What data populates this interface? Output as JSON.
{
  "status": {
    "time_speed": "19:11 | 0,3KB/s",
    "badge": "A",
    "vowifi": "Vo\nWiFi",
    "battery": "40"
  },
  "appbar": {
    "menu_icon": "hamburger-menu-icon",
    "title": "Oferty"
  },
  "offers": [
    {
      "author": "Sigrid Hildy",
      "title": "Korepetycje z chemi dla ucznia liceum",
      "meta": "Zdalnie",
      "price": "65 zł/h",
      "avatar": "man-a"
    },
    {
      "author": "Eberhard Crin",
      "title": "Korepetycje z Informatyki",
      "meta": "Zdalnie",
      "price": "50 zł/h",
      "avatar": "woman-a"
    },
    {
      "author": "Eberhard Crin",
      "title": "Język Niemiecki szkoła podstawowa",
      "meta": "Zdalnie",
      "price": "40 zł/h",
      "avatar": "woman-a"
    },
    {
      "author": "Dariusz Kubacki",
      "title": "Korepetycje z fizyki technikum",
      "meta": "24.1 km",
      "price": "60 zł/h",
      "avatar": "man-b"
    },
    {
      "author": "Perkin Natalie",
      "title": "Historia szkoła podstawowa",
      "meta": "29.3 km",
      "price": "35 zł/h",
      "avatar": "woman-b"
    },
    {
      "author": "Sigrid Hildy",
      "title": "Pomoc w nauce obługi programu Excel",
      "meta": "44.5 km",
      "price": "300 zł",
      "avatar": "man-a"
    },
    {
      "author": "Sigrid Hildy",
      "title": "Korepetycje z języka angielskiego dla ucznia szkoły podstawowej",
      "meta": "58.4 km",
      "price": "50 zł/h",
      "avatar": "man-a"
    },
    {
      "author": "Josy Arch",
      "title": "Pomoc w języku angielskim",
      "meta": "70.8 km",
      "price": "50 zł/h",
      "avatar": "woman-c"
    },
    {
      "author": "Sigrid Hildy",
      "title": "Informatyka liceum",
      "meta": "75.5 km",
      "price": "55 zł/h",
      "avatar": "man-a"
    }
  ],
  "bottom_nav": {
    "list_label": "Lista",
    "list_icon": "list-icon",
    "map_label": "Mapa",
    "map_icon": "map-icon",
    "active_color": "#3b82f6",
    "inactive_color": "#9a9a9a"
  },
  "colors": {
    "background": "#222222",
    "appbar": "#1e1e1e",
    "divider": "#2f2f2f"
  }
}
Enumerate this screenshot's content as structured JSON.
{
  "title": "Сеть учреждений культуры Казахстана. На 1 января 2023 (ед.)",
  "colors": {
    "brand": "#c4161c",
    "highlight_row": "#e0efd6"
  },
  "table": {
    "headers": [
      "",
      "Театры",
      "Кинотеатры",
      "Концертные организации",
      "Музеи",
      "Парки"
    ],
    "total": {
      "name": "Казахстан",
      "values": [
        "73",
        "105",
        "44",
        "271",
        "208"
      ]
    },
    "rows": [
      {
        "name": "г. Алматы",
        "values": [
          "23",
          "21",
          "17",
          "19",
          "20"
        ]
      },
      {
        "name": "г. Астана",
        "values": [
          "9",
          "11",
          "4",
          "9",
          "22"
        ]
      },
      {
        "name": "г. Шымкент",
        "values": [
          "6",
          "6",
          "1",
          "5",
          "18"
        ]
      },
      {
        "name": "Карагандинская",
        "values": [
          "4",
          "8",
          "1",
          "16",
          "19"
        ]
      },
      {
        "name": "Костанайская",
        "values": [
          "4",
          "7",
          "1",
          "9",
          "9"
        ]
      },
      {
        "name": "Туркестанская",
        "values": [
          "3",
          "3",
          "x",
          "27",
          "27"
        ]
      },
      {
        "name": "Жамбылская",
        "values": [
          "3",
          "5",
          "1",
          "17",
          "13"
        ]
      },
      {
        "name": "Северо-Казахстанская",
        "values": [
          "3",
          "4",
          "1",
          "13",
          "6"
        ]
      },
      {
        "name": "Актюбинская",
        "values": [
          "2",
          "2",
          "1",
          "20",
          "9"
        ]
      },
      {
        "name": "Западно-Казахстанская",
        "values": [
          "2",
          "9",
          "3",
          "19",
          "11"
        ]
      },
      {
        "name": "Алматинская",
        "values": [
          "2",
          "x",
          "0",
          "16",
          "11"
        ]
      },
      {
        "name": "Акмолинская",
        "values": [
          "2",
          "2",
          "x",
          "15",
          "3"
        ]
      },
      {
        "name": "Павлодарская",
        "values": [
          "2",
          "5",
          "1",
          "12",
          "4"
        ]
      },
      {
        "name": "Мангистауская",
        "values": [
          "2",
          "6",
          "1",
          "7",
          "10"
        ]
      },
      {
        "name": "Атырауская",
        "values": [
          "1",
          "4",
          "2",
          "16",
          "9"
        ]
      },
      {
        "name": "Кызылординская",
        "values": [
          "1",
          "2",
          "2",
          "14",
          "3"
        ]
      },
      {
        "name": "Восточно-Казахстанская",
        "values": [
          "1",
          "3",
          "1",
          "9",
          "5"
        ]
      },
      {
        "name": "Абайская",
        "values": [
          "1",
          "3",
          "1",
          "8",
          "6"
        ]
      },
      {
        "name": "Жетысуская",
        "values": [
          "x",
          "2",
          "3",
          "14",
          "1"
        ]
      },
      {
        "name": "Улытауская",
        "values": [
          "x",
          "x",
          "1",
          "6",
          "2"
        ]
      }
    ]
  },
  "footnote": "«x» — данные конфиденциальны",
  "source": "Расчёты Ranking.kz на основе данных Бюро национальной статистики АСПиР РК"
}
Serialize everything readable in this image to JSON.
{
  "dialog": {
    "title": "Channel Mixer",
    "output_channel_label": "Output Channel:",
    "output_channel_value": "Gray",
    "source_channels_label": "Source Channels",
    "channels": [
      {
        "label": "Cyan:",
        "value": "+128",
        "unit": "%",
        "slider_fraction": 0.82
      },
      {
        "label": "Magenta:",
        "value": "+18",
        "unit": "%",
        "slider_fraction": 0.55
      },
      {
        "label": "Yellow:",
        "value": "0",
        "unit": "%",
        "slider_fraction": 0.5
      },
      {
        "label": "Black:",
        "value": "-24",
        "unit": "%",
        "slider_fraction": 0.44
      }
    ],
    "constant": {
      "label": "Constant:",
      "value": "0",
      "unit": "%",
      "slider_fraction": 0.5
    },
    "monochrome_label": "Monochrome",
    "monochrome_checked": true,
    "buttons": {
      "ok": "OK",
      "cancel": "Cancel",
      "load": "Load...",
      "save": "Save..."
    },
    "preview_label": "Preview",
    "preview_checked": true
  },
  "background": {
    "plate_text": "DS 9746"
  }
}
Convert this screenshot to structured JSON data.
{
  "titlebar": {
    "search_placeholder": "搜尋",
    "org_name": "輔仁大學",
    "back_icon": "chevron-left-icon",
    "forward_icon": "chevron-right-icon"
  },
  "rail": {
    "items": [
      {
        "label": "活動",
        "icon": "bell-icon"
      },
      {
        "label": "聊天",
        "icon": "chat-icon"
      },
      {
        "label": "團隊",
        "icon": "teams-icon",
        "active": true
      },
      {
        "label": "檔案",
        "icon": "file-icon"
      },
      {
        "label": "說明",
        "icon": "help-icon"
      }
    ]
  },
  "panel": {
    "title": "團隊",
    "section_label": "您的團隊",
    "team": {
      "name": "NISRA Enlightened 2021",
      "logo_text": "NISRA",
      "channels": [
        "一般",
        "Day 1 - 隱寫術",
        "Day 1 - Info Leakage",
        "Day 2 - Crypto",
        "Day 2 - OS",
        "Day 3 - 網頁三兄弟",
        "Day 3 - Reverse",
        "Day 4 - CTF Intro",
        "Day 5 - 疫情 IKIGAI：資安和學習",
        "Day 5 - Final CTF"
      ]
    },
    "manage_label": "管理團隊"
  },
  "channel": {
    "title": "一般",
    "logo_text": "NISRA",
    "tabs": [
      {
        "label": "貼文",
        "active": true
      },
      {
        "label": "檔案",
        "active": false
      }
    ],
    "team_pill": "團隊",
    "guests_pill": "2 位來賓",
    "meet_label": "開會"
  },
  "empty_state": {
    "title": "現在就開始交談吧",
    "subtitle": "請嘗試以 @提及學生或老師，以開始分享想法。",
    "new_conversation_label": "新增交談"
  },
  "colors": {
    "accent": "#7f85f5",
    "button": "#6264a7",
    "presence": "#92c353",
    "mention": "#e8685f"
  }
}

DESCRIPTION OF THE TASK –
Return each line of the listing that holds the string "liceum".

WRITTEN RESPONSE –
      "title": "Korepetycje z chemi dla ucznia liceum",
      "title": "Informatyka liceum",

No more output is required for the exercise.